* [REQUIREMENTS]: Find how many lines hold the word "plusieurs". Give only the number.
━━━━━ DATASET ROWS
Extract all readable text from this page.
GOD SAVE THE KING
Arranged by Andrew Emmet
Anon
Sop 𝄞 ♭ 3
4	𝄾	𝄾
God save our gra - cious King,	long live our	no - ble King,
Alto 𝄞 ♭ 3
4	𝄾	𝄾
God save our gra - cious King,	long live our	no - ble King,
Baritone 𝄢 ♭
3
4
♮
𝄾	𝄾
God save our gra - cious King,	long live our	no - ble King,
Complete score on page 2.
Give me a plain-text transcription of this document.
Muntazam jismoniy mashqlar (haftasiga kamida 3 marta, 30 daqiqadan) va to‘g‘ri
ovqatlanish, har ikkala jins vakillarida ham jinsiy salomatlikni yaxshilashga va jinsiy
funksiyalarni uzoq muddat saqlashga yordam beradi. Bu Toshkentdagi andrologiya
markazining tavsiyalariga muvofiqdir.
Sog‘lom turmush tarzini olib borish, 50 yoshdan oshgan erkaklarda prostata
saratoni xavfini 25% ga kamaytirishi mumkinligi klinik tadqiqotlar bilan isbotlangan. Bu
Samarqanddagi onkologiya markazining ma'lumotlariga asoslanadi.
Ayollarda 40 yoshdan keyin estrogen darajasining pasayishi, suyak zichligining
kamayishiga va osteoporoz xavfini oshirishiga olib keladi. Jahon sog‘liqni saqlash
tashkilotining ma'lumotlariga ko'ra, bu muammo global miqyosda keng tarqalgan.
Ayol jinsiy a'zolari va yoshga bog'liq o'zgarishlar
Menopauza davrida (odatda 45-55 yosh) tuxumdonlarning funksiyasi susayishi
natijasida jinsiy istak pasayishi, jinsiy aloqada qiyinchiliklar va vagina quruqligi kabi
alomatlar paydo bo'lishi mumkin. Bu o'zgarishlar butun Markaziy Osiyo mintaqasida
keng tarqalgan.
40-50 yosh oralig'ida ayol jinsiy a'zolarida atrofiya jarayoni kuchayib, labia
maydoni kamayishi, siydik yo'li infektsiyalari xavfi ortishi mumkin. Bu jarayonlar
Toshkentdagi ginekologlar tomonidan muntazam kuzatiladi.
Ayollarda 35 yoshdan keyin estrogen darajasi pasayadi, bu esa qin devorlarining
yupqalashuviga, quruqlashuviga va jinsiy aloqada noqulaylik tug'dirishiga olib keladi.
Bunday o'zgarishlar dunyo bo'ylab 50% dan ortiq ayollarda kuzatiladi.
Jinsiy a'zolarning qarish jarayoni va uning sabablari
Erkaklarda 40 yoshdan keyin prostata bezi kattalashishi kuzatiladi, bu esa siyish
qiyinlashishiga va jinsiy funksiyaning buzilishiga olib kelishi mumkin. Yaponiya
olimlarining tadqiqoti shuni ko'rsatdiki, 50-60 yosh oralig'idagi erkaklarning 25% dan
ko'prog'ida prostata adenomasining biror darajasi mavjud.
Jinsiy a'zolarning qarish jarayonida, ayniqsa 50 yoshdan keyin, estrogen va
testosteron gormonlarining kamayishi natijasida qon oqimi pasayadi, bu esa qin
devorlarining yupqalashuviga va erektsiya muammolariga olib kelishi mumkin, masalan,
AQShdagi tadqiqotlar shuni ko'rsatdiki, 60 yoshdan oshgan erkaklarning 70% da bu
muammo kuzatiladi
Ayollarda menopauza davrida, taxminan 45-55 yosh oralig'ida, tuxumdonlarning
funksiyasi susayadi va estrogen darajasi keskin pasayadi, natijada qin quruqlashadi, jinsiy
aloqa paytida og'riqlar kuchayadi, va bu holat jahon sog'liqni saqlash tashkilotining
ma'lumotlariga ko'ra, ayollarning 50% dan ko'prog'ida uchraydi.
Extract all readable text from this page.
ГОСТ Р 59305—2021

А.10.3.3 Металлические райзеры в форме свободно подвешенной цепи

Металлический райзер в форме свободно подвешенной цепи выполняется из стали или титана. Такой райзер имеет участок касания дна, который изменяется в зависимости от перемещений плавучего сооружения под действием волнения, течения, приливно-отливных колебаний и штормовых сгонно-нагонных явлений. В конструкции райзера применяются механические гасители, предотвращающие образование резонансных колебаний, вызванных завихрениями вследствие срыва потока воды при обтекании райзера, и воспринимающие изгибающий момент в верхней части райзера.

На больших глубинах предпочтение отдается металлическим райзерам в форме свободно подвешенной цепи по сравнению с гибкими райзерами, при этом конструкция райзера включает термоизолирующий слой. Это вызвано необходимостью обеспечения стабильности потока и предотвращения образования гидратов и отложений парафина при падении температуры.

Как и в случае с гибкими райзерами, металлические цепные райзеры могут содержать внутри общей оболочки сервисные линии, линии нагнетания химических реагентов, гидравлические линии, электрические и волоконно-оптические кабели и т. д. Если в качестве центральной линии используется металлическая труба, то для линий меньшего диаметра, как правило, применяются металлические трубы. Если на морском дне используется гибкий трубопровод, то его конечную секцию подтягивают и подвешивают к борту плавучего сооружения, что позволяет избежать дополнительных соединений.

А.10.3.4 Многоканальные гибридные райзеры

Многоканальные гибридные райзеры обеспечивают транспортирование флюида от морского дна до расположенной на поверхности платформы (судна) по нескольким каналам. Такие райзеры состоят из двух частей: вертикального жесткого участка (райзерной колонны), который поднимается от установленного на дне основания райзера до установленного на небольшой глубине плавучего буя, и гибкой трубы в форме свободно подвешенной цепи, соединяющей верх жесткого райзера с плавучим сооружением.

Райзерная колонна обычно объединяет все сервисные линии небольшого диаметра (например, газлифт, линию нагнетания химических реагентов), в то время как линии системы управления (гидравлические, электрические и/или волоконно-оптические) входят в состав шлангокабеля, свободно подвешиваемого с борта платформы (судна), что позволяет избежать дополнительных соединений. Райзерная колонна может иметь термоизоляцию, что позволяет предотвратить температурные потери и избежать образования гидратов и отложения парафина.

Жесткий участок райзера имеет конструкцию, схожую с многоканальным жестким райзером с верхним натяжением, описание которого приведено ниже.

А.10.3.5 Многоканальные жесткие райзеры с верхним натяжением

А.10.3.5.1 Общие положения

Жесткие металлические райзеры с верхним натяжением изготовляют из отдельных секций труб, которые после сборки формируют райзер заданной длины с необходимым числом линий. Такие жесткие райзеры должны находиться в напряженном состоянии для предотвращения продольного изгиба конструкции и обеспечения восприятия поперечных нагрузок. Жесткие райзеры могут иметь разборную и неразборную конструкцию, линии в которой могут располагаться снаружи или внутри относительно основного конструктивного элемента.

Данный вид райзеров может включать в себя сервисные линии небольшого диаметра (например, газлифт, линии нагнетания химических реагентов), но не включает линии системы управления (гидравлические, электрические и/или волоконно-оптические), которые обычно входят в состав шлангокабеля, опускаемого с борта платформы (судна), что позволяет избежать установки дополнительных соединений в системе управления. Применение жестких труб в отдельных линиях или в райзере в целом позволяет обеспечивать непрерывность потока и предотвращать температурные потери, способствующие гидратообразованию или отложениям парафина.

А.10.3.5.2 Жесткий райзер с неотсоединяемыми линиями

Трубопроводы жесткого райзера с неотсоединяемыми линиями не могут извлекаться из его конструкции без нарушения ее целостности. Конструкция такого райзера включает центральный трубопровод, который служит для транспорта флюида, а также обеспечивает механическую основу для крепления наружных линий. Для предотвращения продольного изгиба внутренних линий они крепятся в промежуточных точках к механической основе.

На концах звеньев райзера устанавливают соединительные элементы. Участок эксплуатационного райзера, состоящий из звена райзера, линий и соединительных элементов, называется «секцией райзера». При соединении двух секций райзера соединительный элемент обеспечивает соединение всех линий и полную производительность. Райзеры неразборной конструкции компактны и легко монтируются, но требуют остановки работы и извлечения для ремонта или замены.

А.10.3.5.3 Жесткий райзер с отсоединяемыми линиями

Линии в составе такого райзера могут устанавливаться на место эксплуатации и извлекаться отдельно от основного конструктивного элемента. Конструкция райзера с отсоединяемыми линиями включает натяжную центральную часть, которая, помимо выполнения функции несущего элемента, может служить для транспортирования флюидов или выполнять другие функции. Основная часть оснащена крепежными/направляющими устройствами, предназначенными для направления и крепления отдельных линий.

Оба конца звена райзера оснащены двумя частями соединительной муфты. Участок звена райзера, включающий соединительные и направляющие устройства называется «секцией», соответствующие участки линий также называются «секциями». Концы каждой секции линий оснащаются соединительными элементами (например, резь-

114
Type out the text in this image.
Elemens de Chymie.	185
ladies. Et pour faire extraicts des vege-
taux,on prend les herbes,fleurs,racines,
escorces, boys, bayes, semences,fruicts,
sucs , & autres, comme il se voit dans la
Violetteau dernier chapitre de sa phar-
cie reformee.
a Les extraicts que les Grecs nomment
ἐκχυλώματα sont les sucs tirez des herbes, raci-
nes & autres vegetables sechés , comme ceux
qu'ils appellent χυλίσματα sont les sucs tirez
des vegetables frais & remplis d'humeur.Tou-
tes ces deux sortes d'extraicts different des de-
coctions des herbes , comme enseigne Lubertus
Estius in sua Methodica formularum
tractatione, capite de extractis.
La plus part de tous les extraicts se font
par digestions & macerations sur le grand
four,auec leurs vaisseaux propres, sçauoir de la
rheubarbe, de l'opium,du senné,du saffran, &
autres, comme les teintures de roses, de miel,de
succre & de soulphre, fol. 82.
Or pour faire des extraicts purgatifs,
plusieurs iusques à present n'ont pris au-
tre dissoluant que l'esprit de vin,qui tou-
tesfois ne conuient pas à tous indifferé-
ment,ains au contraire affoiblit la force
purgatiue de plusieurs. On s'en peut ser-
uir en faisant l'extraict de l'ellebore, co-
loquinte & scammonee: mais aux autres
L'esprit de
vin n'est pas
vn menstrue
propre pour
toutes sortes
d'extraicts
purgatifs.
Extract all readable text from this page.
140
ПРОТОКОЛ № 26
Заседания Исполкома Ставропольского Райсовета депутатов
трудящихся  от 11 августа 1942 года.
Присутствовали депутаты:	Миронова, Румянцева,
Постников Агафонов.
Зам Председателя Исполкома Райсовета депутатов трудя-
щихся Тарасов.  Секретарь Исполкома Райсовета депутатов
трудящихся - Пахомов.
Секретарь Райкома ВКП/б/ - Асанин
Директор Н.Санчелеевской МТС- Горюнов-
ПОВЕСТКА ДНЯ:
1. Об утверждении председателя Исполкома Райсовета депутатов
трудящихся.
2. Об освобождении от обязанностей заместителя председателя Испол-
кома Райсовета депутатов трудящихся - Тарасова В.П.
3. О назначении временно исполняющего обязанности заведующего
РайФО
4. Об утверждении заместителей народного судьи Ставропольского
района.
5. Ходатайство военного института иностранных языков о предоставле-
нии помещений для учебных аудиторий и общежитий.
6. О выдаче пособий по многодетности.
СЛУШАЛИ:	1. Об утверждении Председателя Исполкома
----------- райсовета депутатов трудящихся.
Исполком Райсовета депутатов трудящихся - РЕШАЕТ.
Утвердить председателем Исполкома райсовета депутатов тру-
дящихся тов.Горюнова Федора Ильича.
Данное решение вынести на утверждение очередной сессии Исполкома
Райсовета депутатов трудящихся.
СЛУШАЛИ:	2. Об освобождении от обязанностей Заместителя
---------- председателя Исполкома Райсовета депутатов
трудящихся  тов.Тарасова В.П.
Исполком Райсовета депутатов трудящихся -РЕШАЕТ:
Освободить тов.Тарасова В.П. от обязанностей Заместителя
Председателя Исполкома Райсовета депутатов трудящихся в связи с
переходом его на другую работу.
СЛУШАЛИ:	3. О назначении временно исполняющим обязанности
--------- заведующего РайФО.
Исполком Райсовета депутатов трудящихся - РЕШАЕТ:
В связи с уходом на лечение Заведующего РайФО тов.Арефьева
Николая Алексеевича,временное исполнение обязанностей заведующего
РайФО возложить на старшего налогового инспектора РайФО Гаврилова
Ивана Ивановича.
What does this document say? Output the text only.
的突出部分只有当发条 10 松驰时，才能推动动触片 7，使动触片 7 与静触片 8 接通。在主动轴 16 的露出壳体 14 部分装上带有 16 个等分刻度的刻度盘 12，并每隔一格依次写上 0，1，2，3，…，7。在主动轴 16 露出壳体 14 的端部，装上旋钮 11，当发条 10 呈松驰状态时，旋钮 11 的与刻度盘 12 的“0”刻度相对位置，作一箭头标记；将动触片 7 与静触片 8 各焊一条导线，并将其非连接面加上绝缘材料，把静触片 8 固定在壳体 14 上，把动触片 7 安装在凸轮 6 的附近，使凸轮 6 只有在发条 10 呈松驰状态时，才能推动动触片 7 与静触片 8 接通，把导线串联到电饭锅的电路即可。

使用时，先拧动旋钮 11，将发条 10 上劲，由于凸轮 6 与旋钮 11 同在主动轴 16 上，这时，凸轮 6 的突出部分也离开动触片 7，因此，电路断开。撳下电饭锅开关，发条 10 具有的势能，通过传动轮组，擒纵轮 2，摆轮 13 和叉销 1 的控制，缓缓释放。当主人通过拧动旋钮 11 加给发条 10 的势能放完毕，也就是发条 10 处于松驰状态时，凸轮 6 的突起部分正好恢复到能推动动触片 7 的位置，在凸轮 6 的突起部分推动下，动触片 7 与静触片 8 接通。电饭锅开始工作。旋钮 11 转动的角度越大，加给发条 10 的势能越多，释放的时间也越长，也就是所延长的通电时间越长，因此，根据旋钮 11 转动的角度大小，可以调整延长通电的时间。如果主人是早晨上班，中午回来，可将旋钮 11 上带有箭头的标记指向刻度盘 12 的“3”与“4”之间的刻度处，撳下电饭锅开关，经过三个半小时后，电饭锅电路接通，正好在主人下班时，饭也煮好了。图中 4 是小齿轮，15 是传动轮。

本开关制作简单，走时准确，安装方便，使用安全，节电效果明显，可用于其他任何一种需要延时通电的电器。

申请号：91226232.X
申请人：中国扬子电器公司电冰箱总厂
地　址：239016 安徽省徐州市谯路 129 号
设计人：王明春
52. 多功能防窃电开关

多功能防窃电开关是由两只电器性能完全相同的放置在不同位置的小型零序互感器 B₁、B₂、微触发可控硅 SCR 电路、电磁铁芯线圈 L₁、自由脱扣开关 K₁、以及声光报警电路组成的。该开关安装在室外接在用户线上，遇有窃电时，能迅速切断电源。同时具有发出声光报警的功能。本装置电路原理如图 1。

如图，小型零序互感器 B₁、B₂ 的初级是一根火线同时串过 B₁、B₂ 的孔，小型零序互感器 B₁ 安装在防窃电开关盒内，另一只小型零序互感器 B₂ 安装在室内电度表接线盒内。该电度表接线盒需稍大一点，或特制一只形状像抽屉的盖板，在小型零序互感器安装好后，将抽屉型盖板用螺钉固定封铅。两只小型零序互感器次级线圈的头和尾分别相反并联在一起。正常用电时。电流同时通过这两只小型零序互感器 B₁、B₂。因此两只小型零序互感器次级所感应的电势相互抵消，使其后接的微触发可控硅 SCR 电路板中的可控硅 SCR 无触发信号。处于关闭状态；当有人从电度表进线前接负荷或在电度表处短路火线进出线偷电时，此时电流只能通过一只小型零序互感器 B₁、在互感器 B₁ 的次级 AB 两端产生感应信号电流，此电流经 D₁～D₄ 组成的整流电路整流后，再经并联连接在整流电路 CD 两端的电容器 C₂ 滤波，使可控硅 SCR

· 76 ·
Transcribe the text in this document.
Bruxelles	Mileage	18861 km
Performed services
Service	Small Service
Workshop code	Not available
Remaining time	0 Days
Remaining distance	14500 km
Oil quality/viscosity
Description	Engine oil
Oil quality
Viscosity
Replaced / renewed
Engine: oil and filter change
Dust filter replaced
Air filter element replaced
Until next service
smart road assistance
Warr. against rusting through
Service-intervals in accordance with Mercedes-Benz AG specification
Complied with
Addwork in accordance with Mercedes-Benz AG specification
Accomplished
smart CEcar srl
━━━━━━━━━━
* [ANSWER TO THE TASK]: 2